> Testo fornito
Esercizio di gestione condominiale: fine e chiusura. Sono la stessa cosa?

Esercizio di gestione condominiale: fine e chiusura. Sono la stessa cosa?

Esiste un distinguo tra concetto di fine esercizio e quello di chiusura?

 

Il tema non è proprio chiaro ai più e, evidentemente, questo accade a causa di una scrittura della norma a dir poco "discutibile". Tuttavia, l'operatore ha la necessità di capire come declinare ed applicare ogni norma che implica un riverbero sul piano concreto e pratico della contabilità condominiale.


 I due punti chiave del codice.

A mente del nuovo art. 1130 c.c., l'amministratore redige il rendiconto condominiale entro centottanta giorni.

Mentre, secondo il nuovo art. 1129 c.c., salvo dispensa, è tenuto ad agire per la riscossione forzosa delle somme dovute dai morosi entro sei mesi dalla chiusura dell'esercizio nel quale il credito esigibile è compreso.


Ora, volendo dare un taglio tangibile a queste previsioni, proviamo a porci due domande ipotizzando l'anno di gestione coincidente con il periodo 01 gennaio - 31 dicembre:

1) da quando decorrono i 180 giorni per la redazione del rendiconto?

2) da quando decorrono i sei mesi per l'azione di recupero forzoso?


La prima ipotesi.

I 180 giorni decorrono, verosimilmente, dalla fine dell'esercizio, ovvero, dal 31 dicembre, con il risultato che l'amministratore dovrà redigere il rendiconto entro il 29 giugno.

> Quesiti
A. Rispondi a queste domande sul testo sull'esercizio condominiale:
(i) Secondo il nuovo art. 1130 c.c., entro quanti giorni l'amministratore redige il rendiconto condominiale?
(ii) Secondo il nuovo art. 1129 c.c., entro quale termine l'amministratore deve agire per la riscossione forzosa delle somme dovute dai morosi?
(iii) Nella prima ipotesi, entro quale data l'amministratore dovrà redigere il rendiconto?
B. Scrivi la parte successiva del testo sull'esercizio condominiale, a partire dall'ultima frase riportata.

> Elenco fornito
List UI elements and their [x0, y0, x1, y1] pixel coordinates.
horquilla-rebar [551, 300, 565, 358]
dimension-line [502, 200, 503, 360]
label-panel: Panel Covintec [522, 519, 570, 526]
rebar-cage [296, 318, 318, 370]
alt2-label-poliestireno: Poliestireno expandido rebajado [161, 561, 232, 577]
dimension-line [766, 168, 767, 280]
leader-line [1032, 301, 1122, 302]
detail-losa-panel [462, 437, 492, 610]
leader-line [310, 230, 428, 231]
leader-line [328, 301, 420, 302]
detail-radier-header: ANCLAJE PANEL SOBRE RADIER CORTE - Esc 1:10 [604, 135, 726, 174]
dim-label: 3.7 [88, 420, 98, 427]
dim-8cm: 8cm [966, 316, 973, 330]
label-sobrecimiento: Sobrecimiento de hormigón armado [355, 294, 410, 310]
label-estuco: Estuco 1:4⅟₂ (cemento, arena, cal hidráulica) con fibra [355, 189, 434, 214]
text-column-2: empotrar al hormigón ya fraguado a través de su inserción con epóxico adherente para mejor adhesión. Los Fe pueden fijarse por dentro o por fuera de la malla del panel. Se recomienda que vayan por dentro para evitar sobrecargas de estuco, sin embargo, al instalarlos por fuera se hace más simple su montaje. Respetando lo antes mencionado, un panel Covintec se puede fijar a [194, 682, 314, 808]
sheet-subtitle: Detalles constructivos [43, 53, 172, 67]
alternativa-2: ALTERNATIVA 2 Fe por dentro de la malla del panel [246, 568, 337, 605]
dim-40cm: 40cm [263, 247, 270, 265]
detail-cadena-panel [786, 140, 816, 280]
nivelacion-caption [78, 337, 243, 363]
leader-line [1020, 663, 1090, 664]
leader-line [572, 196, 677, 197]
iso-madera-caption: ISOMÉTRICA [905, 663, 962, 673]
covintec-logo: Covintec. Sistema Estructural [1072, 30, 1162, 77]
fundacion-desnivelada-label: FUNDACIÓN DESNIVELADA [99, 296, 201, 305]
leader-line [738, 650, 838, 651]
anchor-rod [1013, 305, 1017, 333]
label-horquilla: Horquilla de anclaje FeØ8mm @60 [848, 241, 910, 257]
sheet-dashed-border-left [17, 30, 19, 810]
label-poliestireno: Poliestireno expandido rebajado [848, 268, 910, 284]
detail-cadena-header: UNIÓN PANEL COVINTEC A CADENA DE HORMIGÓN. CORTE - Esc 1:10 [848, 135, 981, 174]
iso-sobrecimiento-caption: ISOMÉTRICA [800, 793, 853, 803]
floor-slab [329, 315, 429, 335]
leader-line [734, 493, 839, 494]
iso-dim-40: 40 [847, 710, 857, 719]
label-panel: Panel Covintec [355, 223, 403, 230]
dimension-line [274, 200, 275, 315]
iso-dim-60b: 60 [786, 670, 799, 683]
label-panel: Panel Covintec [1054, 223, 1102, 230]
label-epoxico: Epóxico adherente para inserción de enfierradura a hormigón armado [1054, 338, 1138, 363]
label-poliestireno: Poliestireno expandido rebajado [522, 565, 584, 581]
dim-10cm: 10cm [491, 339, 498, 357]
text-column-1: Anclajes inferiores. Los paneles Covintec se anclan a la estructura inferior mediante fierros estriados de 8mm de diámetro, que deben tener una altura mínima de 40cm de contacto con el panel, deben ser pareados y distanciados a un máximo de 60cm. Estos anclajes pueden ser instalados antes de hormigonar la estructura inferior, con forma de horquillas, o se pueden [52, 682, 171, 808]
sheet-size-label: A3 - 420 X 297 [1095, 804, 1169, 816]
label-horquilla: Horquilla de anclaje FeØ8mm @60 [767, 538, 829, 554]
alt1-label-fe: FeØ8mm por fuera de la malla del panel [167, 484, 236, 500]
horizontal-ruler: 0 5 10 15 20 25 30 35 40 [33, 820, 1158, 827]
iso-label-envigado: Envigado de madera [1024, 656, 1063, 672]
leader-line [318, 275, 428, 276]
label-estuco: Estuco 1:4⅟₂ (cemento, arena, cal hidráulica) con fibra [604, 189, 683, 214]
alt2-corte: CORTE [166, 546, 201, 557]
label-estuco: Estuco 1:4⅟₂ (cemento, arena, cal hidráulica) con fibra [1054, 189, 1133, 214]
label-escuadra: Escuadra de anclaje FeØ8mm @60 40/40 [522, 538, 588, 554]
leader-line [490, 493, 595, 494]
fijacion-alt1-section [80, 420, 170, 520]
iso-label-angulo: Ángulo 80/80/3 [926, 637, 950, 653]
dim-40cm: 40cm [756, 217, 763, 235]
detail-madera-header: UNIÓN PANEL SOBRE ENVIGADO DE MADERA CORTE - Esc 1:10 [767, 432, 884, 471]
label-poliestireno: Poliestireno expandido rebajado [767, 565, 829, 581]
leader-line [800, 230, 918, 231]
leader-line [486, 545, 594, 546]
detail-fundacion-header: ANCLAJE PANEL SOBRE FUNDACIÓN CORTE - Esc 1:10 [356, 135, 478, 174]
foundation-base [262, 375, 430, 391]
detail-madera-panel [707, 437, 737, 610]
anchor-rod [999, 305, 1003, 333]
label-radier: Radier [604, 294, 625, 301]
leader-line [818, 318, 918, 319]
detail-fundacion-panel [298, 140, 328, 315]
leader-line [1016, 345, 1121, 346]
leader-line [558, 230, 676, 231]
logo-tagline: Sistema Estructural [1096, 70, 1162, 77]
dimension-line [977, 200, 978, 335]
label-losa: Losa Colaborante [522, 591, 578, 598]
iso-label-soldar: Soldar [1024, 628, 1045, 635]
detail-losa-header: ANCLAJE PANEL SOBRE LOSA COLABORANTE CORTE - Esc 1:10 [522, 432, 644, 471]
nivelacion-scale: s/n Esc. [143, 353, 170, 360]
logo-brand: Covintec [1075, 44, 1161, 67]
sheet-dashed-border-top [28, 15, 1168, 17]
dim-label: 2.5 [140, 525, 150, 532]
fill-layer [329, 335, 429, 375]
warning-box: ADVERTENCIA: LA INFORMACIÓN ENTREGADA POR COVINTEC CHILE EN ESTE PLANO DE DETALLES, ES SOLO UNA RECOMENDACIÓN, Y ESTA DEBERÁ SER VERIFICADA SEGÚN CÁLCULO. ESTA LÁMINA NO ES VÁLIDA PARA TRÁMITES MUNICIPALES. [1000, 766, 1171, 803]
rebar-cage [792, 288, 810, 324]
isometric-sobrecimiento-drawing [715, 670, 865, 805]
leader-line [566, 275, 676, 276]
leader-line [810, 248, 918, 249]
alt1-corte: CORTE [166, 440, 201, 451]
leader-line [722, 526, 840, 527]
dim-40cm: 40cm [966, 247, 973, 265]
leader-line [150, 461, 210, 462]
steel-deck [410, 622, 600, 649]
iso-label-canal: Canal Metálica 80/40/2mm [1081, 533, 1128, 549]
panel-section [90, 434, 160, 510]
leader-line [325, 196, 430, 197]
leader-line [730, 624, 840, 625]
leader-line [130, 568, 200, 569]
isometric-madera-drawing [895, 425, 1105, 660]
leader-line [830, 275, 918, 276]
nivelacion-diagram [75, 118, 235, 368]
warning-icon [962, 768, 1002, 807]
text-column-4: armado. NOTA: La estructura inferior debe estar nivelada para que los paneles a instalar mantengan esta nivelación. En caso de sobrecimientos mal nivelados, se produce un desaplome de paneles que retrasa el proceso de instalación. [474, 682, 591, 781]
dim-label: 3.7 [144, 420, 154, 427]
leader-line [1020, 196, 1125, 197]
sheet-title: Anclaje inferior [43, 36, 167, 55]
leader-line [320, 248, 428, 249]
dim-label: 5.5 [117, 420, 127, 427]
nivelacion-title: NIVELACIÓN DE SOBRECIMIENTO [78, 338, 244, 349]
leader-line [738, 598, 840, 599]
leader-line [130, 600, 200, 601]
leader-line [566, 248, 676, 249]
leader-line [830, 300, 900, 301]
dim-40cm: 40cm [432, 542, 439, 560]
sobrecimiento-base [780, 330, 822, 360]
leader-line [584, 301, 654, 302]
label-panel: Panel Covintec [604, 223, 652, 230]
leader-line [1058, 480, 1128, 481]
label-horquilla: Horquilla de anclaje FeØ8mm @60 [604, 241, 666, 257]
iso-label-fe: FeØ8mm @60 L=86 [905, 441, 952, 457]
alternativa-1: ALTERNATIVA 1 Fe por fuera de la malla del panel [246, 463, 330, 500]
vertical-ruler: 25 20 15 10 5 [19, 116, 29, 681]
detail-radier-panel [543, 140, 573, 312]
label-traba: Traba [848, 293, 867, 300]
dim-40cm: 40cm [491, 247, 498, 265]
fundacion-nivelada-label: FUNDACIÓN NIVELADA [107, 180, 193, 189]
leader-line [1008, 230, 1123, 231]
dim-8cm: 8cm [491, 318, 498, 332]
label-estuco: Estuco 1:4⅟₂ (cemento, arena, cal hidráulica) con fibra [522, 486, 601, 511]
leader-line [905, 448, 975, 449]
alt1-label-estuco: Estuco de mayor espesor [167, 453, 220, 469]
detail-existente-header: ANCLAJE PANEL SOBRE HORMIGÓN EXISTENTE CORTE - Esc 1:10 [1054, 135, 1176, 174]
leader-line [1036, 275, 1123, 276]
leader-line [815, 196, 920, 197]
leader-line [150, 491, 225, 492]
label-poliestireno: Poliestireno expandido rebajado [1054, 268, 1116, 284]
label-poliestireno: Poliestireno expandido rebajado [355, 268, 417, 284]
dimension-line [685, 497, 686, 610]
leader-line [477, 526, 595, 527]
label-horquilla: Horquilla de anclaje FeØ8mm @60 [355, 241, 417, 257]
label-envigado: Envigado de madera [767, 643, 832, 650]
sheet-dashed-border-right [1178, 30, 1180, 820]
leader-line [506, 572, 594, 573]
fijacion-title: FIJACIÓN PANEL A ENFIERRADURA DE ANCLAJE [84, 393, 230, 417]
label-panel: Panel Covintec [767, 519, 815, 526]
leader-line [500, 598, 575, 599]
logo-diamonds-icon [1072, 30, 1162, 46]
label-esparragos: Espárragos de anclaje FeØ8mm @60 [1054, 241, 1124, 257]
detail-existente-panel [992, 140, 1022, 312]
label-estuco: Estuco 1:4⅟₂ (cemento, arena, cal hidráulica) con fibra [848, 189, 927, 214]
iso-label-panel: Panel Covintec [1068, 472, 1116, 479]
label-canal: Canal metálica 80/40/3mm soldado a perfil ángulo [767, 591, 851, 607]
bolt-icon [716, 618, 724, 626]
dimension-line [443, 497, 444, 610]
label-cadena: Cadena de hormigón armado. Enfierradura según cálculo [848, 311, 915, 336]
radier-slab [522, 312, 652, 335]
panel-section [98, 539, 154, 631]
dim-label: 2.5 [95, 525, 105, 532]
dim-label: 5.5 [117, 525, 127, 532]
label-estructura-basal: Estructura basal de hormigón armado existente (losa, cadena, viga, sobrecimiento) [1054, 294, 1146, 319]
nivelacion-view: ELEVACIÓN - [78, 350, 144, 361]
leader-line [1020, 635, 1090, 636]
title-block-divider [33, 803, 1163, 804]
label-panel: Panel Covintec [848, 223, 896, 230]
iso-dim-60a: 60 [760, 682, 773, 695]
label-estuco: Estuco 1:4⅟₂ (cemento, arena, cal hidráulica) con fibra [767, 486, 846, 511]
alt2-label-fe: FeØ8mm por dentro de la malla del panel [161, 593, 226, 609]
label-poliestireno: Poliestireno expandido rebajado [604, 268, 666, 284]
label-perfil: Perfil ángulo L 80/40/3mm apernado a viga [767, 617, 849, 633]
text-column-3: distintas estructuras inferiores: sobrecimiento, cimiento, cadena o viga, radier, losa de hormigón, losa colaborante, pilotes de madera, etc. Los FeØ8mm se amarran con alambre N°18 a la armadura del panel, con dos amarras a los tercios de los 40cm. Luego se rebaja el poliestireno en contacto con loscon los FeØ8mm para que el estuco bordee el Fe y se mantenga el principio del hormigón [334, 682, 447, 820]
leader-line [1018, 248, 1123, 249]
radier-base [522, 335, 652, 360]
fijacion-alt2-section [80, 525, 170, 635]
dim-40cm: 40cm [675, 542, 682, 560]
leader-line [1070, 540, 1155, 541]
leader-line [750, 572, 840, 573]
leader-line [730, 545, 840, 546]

> Risposte in ordine
A.
(i) Entro centottanta giorni.
(ii) Salvo dispensa, entro sei mesi dalla chiusura dell'esercizio nel quale il credito esigibile è compreso.
(iii) Entro il 29 giugno.

B.
I sei mesi decorrono anch'essi dal 31 dicembre con la conseguenza che l'amministratore dovrà attivarsi per la riscossione forzosa dei crediti entro il 30 giugno.

In questo primo caso, dunque, si ipotizza una precisa sovrapposizione dei concetti di fine e chiusura.


La seconda ipotesi.

I 180 giorni decorrono, sempre verosimilmente, dalla fine dell'esercizio, ovvero, dal 31 dicembre, con il risultato che l'amministratore dovrà redigere il rendiconto entro il 29 giugno.

I sei mesi, invece, in questo caso decorrono dalla data di redazione del rendiconto, con la conseguenza che l'amministratore dovrà attivarsi per la riscossione forzosa entro i sei mesi successivi, nel limite massimo del 29 dicembre qualora abbia redatto il rendiconto l'ultimo giorno utile, ovvero, il 29 giugno.

In questo secondo caso, quindi, i due termini non coincidono.


Quale delle due ipotesi preferire?

E qui arriviamo al punto della questione. Quale delle due ipotesi preferire?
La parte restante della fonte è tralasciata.